> [Directive] Select all lines in the records that include "Advance".

> [Records supplied]
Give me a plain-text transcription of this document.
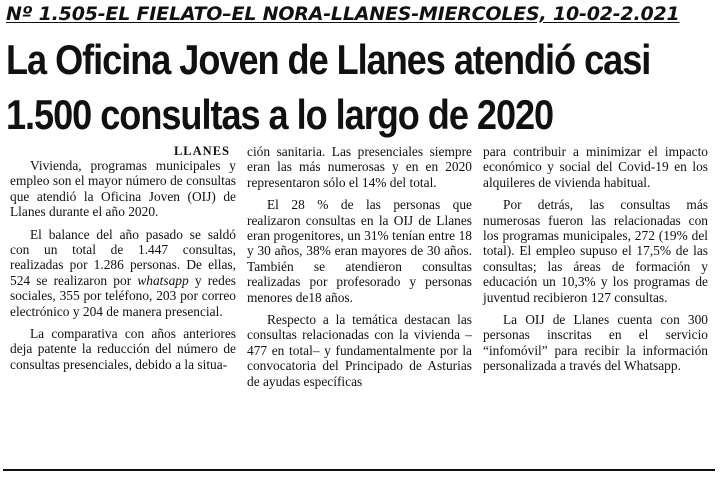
Nº 1.505-EL FIELATO–EL NORA-LLANES-MIERCOLES, 10-02-2.021
La Oficina Joven de Llanes atendió casi
1.500 consultas a lo largo de 2020
LLANES

Vivienda, programas municipales y empleo son el mayor número de consultas que atendió la Oficina Joven (OIJ) de Llanes durante el año 2020.

El balance del año pasado se saldó con un total de 1.447 consultas, realizadas por 1.286 personas. De ellas, 524 se realizaron por whatsapp y redes sociales, 355 por teléfono, 203 por correo electrónico y 204 de manera presencial.

La comparativa con años anteriores deja patente la reducción del número de consultas presenciales, debido a la situa-

ción sanitaria. Las presenciales siempre eran las más numerosas y en en 2020 representaron sólo el 14% del total.

El 28 % de las personas que realizaron consultas en la OIJ de Llanes eran progenitores, un 31% tenían entre 18 y 30 años, 38% eran mayores de 30 años. También se atendieron consultas realizadas por profesorado y personas menores de18 años.

Respecto a la temática destacan las consultas relacionadas con la vivienda –477 en total– y fundamentalmente por la convocatoria del Principado de Asturias de ayudas específicas

para contribuir a minimizar el impacto económico y social del Covid-19 en los alquileres de vivienda habitual.

Por detrás, las consultas más numerosas fueron las relacionadas con los programas municipales, 272 (19% del total). El empleo supuso el 17,5% de las consultas; las áreas de formación y educación un 10,3% y los programas de juventud recibieron 127 consultas.

La OIJ de Llanes cuenta con 300 personas inscritas en el servicio “infomóvil” para recibir la información personalizada a través del Whatsapp.
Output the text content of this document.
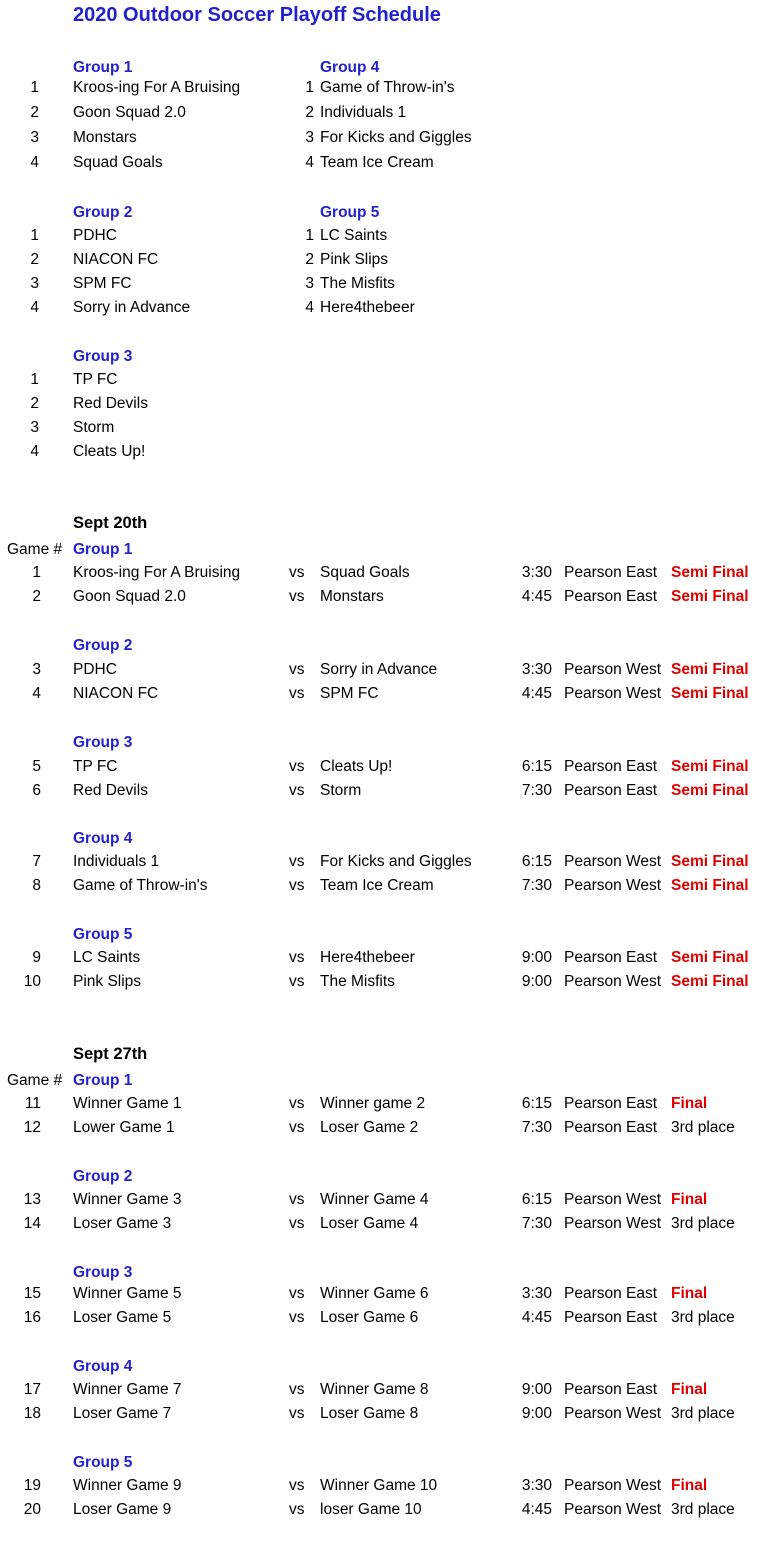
2020 Outdoor Soccer Playoff Schedule
Group 1
1 Kroos-ing For A Bruising
2 Goon Squad 2.0
3 Monstars
4 Squad Goals
Group 2
1 PDHC
2 NIACON FC
3 SPM FC
4 Sorry in Advance
Group 3
1 TP FC
2 Red Devils
3 Storm
4 Cleats Up!
Group 4
1 Game of Throw-in's
2 Individuals 1
3 For Kicks and Giggles
4 Team Ice Cream
Group 5
1 LC Saints
2 Pink Slips
3 The Misfits
4 Here4thebeer
Sept 20th
Game # Group 1
1 Kroos-ing For A Bruising	vs Squad Goals	3:30 Pearson East Semi Final
2 Goon Squad 2.0	vs Monstars	4:45 Pearson East Semi Final
Group 2
3 PDHC	vs Sorry in Advance	3:30 Pearson West Semi Final
4 NIACON FC	vs SPM FC	4:45 Pearson West Semi Final
Group 3
5 TP FC	vs Cleats Up!	6:15 Pearson East Semi Final
6 Red Devils	vs Storm	7:30 Pearson East Semi Final
Group 4
7 Individuals 1	vs For Kicks and Giggles	6:15 Pearson West Semi Final
8 Game of Throw-in's	vs Team Ice Cream	7:30 Pearson West Semi Final
Group 5
9 LC Saints	vs Here4thebeer	9:00 Pearson East Semi Final
10 Pink Slips	vs The Misfits	9:00 Pearson West Semi Final
Sept 27th
Game # Group 1
11 Winner Game 1	vs Winner game 2	6:15 Pearson East Final
12 Lower Game 1	vs Loser Game 2	7:30 Pearson East 3rd place
Group 2
13 Winner Game 3	vs Winner Game 4	6:15 Pearson West Final
14 Loser Game 3	vs Loser Game 4	7:30 Pearson West 3rd place
Group 3
15 Winner Game 5	vs Winner Game 6	3:30 Pearson East Final
16 Loser Game 5	vs Loser Game 6	4:45 Pearson East 3rd place
Group 4
17 Winner Game 7	vs Winner Game 8	9:00 Pearson East Final
18 Loser Game 7	vs Loser Game 8	9:00 Pearson West 3rd place
Group 5
19 Winner Game 9	vs Winner Game 10	3:30 Pearson West Final
20 Loser Game 9	vs loser Game 10	4:45 Pearson West 3rd place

> [Solution for this exercise]
4 Sorry in Advance
3 PDHC	vs Sorry in Advance	3:30 Pearson West Semi Final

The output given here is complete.